**MATERIAL FOR THE TASK**
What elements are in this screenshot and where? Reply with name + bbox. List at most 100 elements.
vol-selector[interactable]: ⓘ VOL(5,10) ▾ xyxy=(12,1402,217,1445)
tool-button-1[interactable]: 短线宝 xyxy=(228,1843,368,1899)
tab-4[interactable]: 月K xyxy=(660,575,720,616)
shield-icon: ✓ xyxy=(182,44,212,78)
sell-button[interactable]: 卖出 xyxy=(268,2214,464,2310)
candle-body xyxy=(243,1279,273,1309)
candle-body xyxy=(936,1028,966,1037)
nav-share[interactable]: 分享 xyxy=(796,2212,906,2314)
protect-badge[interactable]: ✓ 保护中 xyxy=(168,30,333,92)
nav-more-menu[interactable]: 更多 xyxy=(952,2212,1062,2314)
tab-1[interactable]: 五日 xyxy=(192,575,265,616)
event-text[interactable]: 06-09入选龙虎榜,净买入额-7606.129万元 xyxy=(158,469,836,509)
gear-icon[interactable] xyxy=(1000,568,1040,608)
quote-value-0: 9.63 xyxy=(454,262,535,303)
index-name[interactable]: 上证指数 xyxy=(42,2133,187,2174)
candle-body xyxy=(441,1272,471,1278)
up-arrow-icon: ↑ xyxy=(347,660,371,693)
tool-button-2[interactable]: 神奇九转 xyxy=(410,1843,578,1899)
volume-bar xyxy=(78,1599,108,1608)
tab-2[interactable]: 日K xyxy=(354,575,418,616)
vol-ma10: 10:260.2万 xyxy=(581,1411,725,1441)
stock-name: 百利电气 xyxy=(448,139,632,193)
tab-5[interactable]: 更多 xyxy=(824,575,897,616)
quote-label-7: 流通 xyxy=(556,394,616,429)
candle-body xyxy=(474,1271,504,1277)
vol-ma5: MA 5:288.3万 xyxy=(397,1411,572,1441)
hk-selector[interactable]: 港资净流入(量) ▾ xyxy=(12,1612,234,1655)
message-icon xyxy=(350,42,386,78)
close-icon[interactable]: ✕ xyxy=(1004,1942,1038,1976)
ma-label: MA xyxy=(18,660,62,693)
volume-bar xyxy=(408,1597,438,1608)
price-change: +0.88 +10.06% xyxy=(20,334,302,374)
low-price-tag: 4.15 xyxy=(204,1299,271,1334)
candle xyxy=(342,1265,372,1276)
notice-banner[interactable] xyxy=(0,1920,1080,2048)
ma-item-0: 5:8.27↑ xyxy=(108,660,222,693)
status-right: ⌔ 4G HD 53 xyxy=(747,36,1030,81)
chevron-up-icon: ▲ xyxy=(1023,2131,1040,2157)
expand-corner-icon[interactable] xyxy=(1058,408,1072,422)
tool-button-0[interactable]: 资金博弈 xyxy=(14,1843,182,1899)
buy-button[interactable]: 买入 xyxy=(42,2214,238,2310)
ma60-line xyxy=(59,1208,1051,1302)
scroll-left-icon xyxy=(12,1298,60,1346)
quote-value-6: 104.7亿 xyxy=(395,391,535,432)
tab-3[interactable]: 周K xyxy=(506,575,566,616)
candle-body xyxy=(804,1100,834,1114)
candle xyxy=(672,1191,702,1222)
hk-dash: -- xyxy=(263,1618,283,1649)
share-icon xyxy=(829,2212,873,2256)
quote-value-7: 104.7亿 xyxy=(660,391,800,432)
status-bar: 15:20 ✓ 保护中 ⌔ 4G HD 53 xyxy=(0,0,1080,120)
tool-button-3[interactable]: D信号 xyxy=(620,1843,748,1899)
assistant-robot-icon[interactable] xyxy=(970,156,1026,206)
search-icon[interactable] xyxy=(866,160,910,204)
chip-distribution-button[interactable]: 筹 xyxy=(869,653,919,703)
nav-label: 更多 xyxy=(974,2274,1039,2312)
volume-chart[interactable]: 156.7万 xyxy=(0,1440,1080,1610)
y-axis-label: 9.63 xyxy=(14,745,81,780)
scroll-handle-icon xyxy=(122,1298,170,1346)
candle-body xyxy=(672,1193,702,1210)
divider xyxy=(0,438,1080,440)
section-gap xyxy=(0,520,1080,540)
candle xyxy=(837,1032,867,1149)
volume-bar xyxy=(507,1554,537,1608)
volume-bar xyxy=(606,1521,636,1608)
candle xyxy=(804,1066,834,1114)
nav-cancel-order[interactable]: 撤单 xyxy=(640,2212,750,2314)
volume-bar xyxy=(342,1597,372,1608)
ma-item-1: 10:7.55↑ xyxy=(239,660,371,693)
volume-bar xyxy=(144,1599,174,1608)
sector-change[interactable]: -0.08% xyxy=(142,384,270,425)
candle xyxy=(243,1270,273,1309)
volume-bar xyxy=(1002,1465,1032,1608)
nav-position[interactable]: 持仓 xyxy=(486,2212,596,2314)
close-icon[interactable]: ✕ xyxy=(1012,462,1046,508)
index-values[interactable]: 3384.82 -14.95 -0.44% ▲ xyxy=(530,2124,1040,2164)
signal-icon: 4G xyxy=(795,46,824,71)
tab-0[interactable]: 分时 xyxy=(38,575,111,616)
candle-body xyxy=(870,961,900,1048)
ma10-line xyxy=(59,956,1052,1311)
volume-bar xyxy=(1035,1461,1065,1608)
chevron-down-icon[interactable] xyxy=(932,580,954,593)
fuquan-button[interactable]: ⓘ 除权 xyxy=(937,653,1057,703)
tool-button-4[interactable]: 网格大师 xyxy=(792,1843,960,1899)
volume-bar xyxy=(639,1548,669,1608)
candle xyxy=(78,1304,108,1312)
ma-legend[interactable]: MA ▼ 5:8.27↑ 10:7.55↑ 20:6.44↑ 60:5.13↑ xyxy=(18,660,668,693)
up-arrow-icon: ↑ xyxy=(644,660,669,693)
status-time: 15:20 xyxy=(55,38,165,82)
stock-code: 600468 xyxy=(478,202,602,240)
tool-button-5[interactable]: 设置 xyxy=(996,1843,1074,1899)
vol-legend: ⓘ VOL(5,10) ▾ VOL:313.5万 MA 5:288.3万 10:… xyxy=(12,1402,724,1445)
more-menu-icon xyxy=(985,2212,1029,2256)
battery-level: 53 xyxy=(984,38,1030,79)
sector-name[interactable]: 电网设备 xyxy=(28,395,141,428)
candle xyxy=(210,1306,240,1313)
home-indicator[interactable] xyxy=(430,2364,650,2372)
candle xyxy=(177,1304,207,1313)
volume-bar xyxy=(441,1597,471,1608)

**EXERCISE DETAILS**
Pull out every line above that contains the string "quote".

**ANSWER BELOW**
quote-value-0: 9.63 xyxy=(454,262,535,303)
quote-label-7: 流通 xyxy=(556,394,616,429)
quote-value-6: 104.7亿 xyxy=(395,391,535,432)
quote-value-7: 104.7亿 xyxy=(660,391,800,432)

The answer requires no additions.